Skip the pictures. Reproduce all other material exactly.

■ DATA SHOWN
· · · · · · ·
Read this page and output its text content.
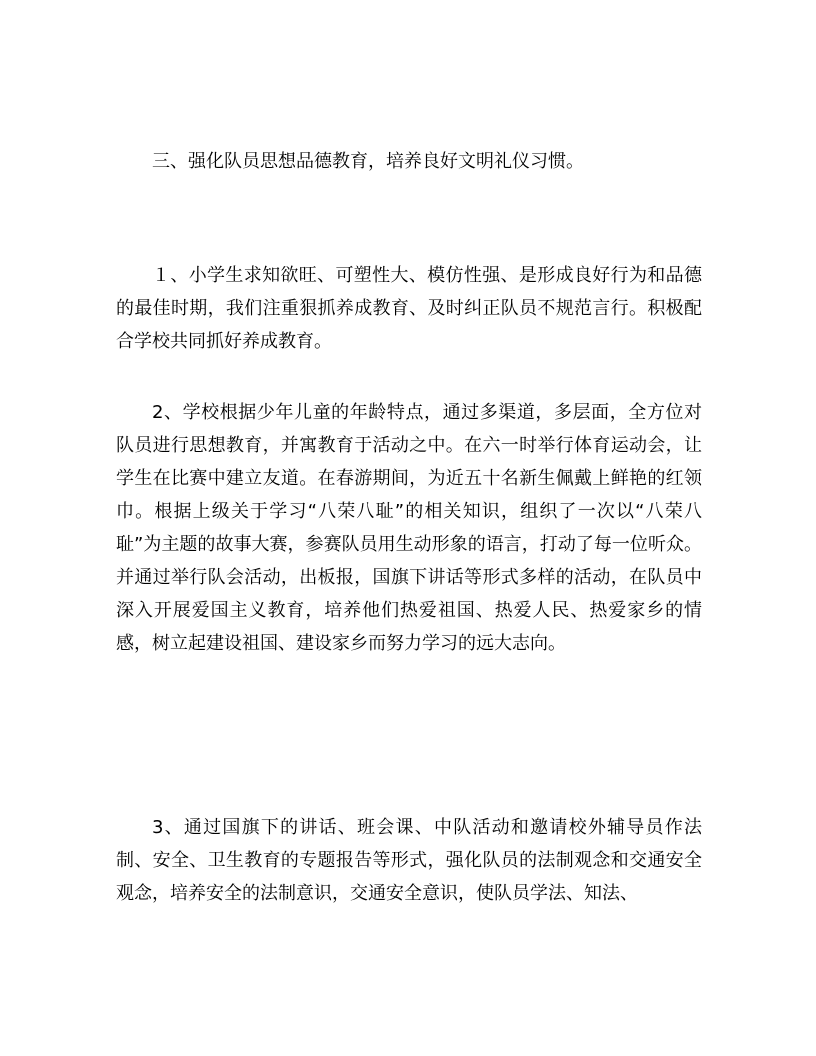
三、强化队员思想品德教育，培养良好文明礼仪习惯。

１、小学生求知欲旺、可塑性大、模仿性强、是形成良好行为和品德的最佳时期，我们注重狠抓养成教育、及时纠正队员不规范言行。积极配合学校共同抓好养成教育。

2、学校根据少年儿童的年龄特点，通过多渠道，多层面，全方位对队员进行思想教育，并寓教育于活动之中。在六一时举行体育运动会，让学生在比赛中建立友道。在春游期间，为近五十名新生佩戴上鲜艳的红领巾。根据上级关于学习“八荣八耻”的相关知识，组织了一次以“八荣八耻”为主题的故事大赛，参赛队员用生动形象的语言，打动了每一位听众。并通过举行队会活动，出板报，国旗下讲话等形式多样的活动，在队员中深入开展爱国主义教育，培养他们热爱祖国、热爱人民、热爱家乡的情感，树立起建设祖国、建设家乡而努力学习的远大志向。

3、通过国旗下的讲话、班会课、中队活动和邀请校外辅导员作法制、安全、卫生教育的专题报告等形式，强化队员的法制观念和交通安全观念，培养安全的法制意识，交通安全意识，使队员学法、知法、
· · · · · · ·
■ FINAL RESULT
Read this page and output its text content.
三、强化队员思想品德教育，培养良好文明礼仪习惯。

１、小学生求知欲旺、可塑性大、模仿性强、是形成良好行为和品德的最佳时期，我们注重狠抓养成教育、及时纠正队员不规范言行。积极配合学校共同抓好养成教育。

2、学校根据少年儿童的年龄特点，通过多渠道，多层面，全方位对队员进行思想教育，并寓教育于活动之中。在六一时举行体育运动会，让学生在比赛中建立友道。在春游期间，为近五十名新生佩戴上鲜艳的红领巾。根据上级关于学习“八荣八耻”的相关知识，组织了一次以“八荣八耻”为主题的故事大赛，参赛队员用生动形象的语言，打动了每一位听众。并通过举行队会活动，出板报，国旗下讲话等形式多样的活动，在队员中深入开展爱国主义教育，培养他们热爱祖国、热爱人民、热爱家乡的情感，树立起建设祖国、建设家乡而努力学习的远大志向。

3、通过国旗下的讲话、班会课、中队活动和邀请校外辅导员作法制、安全、卫生教育的专题报告等形式，强化队员的法制观念和交通安全观念，培养安全的法制意识，交通安全意识，使队员学法、知法、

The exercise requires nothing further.